* _Your task_
All material below is to be reproduced exactly.
**** Data listing ****
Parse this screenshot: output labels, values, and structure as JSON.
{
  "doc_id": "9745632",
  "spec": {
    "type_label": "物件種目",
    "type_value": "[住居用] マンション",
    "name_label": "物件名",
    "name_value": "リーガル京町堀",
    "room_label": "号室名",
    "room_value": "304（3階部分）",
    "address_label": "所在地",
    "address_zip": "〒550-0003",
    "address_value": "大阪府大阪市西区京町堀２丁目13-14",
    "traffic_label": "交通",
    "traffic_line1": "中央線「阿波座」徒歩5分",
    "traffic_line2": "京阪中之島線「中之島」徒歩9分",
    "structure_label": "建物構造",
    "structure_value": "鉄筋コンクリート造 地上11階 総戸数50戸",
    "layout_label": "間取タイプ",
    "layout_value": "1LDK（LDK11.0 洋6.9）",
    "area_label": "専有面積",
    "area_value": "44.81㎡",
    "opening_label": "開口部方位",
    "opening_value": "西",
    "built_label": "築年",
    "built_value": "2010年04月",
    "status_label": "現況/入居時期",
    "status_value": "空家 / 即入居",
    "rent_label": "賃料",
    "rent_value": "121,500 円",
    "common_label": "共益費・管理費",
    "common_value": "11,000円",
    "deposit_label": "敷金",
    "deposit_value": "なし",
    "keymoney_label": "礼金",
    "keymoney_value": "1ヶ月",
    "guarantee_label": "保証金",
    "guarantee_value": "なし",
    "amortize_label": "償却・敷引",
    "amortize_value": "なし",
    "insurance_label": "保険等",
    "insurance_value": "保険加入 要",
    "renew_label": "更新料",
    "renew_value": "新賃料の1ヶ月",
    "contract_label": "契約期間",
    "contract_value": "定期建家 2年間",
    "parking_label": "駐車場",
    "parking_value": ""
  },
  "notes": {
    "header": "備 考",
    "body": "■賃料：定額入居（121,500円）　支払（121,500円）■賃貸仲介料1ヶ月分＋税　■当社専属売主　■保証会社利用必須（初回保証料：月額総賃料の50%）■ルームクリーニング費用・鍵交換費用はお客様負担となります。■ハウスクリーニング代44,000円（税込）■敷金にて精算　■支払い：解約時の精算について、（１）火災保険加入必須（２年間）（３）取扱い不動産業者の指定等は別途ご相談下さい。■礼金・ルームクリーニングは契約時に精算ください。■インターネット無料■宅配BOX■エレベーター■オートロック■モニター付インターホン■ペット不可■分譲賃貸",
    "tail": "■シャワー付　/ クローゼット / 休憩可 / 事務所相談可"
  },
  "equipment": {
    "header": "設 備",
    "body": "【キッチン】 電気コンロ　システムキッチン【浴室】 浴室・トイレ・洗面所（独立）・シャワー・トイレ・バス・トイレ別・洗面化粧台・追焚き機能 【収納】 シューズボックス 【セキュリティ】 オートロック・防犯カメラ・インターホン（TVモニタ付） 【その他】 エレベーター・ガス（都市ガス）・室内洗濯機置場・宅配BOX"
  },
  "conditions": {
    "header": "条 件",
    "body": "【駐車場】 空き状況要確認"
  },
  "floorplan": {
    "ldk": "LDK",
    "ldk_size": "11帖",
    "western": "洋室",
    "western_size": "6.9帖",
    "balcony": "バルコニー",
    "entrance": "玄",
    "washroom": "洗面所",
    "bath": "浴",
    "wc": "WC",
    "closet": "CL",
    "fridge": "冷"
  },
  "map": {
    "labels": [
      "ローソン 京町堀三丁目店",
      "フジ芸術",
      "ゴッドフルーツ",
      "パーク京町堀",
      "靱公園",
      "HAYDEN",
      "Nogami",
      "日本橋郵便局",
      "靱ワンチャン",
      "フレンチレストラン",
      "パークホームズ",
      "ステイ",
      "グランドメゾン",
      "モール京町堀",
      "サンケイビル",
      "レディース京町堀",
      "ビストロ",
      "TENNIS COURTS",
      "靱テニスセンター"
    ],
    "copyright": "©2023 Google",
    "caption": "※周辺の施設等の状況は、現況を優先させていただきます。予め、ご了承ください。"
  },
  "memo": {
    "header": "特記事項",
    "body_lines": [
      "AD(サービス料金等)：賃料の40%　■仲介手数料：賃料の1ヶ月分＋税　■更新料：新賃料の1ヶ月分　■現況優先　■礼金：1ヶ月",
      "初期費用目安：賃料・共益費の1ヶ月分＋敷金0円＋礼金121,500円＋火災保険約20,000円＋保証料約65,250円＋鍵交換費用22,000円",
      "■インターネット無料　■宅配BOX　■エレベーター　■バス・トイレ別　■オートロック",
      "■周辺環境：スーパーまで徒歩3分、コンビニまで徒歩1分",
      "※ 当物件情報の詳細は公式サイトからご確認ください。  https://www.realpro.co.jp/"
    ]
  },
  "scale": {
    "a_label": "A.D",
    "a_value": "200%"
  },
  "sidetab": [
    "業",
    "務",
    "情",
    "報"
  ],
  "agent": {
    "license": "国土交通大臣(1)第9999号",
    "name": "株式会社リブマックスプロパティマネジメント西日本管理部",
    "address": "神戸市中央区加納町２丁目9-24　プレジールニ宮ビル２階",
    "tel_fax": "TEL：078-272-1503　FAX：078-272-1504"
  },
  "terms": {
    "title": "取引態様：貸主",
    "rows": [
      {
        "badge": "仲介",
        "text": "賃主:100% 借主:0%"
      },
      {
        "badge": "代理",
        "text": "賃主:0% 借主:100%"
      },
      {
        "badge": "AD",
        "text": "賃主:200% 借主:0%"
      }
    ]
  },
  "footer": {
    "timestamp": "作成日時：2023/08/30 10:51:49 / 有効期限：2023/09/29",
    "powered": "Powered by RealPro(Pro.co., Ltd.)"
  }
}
****
* _Expected answer_
Parse this screenshot: output labels, values, and structure as JSON.
{
  "doc_id": "9745632",
  "spec": {
    "type_label": "物件種目",
    "type_value": "[住居用] マンション",
    "name_label": "物件名",
    "name_value": "リーガル京町堀",
    "room_label": "号室名",
    "room_value": "304（3階部分）",
    "address_label": "所在地",
    "address_zip": "〒550-0003",
    "address_value": "大阪府大阪市西区京町堀２丁目13-14",
    "traffic_label": "交通",
    "traffic_line1": "中央線「阿波座」徒歩5分",
    "traffic_line2": "京阪中之島線「中之島」徒歩9分",
    "structure_label": "建物構造",
    "structure_value": "鉄筋コンクリート造 地上11階 総戸数50戸",
    "layout_label": "間取タイプ",
    "layout_value": "1LDK（LDK11.0 洋6.9）",
    "area_label": "専有面積",
    "area_value": "44.81㎡",
    "opening_label": "開口部方位",
    "opening_value": "西",
    "built_label": "築年",
    "built_value": "2010年04月",
    "status_label": "現況/入居時期",
    "status_value": "空家 / 即入居",
    "rent_label": "賃料",
    "rent_value": "121,500 円",
    "common_label": "共益費・管理費",
    "common_value": "11,000円",
    "deposit_label": "敷金",
    "deposit_value": "なし",
    "keymoney_label": "礼金",
    "keymoney_value": "1ヶ月",
    "guarantee_label": "保証金",
    "guarantee_value": "なし",
    "amortize_label": "償却・敷引",
    "amortize_value": "なし",
    "insurance_label": "保険等",
    "insurance_value": "保険加入 要",
    "renew_label": "更新料",
    "renew_value": "新賃料の1ヶ月",
    "contract_label": "契約期間",
    "contract_value": "定期建家 2年間",
    "parking_label": "駐車場",
    "parking_value": ""
  },
  "notes": {
    "header": "備 考",
    "body": "■賃料：定額入居（121,500円）　支払（121,500円）■賃貸仲介料1ヶ月分＋税　■当社専属売主　■保証会社利用必須（初回保証料：月額総賃料の50%）■ルームクリーニング費用・鍵交換費用はお客様負担となります。■ハウスクリーニング代44,000円（税込）■敷金にて精算　■支払い：解約時の精算について、（１）火災保険加入必須（２年間）（３）取扱い不動産業者の指定等は別途ご相談下さい。■礼金・ルームクリーニングは契約時に精算ください。■インターネット無料■宅配BOX■エレベーター■オートロック■モニター付インターホン■ペット不可■分譲賃貸",
    "tail": "■シャワー付　/ クローゼット / 休憩可 / 事務所相談可"
  },
  "equipment": {
    "header": "設 備",
    "body": "【キッチン】 電気コンロ　システムキッチン【浴室】 浴室・トイレ・洗面所（独立）・シャワー・トイレ・バス・トイレ別・洗面化粧台・追焚き機能 【収納】 シューズボックス 【セキュリティ】 オートロック・防犯カメラ・インターホン（TVモニタ付） 【その他】 エレベーター・ガス（都市ガス）・室内洗濯機置場・宅配BOX"
  },
  "conditions": {
    "header": "条 件",
    "body": "【駐車場】 空き状況要確認"
  },
  "floorplan": {
    "ldk": "LDK",
    "ldk_size": "11帖",
    "western": "洋室",
    "western_size": "6.9帖",
    "balcony": "バルコニー",
    "entrance": "玄",
    "washroom": "洗面所",
    "bath": "浴",
    "wc": "WC",
    "closet": "CL",
    "fridge": "冷"
  },
  "map": {
    "labels": [
      "ローソン 京町堀三丁目店",
      "フジ芸術",
      "ゴッドフルーツ",
      "パーク京町堀",
      "靱公園",
      "HAYDEN",
      "Nogami",
      "日本橋郵便局",
      "靱ワンチャン",
      "フレンチレストラン",
      "パークホームズ",
      "ステイ",
      "グランドメゾン",
      "モール京町堀",
      "サンケイビル",
      "レディース京町堀",
      "ビストロ",
      "TENNIS COURTS",
      "靱テニスセンター"
    ],
    "copyright": "©2023 Google",
    "caption": "※周辺の施設等の状況は、現況を優先させていただきます。予め、ご了承ください。"
  },
  "memo": {
    "header": "特記事項",
    "body_lines": [
      "AD(サービス料金等)：賃料の40%　■仲介手数料：賃料の1ヶ月分＋税　■更新料：新賃料の1ヶ月分　■現況優先　■礼金：1ヶ月",
      "初期費用目安：賃料・共益費の1ヶ月分＋敷金0円＋礼金121,500円＋火災保険約20,000円＋保証料約65,250円＋鍵交換費用22,000円",
      "■インターネット無料　■宅配BOX　■エレベーター　■バス・トイレ別　■オートロック",
      "■周辺環境：スーパーまで徒歩3分、コンビニまで徒歩1分",
      "※ 当物件情報の詳細は公式サイトからご確認ください。  https://www.realpro.co.jp/"
    ]
  },
  "scale": {
    "a_label": "A.D",
    "a_value": "200%"
  },
  "sidetab": [
    "業",
    "務",
    "情",
    "報"
  ],
  "agent": {
    "license": "国土交通大臣(1)第9999号",
    "name": "株式会社リブマックスプロパティマネジメント西日本管理部",
    "address": "神戸市中央区加納町２丁目9-24　プレジールニ宮ビル２階",
    "tel_fax": "TEL：078-272-1503　FAX：078-272-1504"
  },
  "terms": {
    "title": "取引態様：貸主",
    "rows": [
      {
        "badge": "仲介",
        "text": "賃主:100% 借主:0%"
      },
      {
        "badge": "代理",
        "text": "賃主:0% 借主:100%"
      },
      {
        "badge": "AD",
        "text": "賃主:200% 借主:0%"
      }
    ]
  },
  "footer": {
    "timestamp": "作成日時：2023/08/30 10:51:49 / 有効期限：2023/09/29",
    "powered": "Powered by RealPro(Pro.co., Ltd.)"
  }
}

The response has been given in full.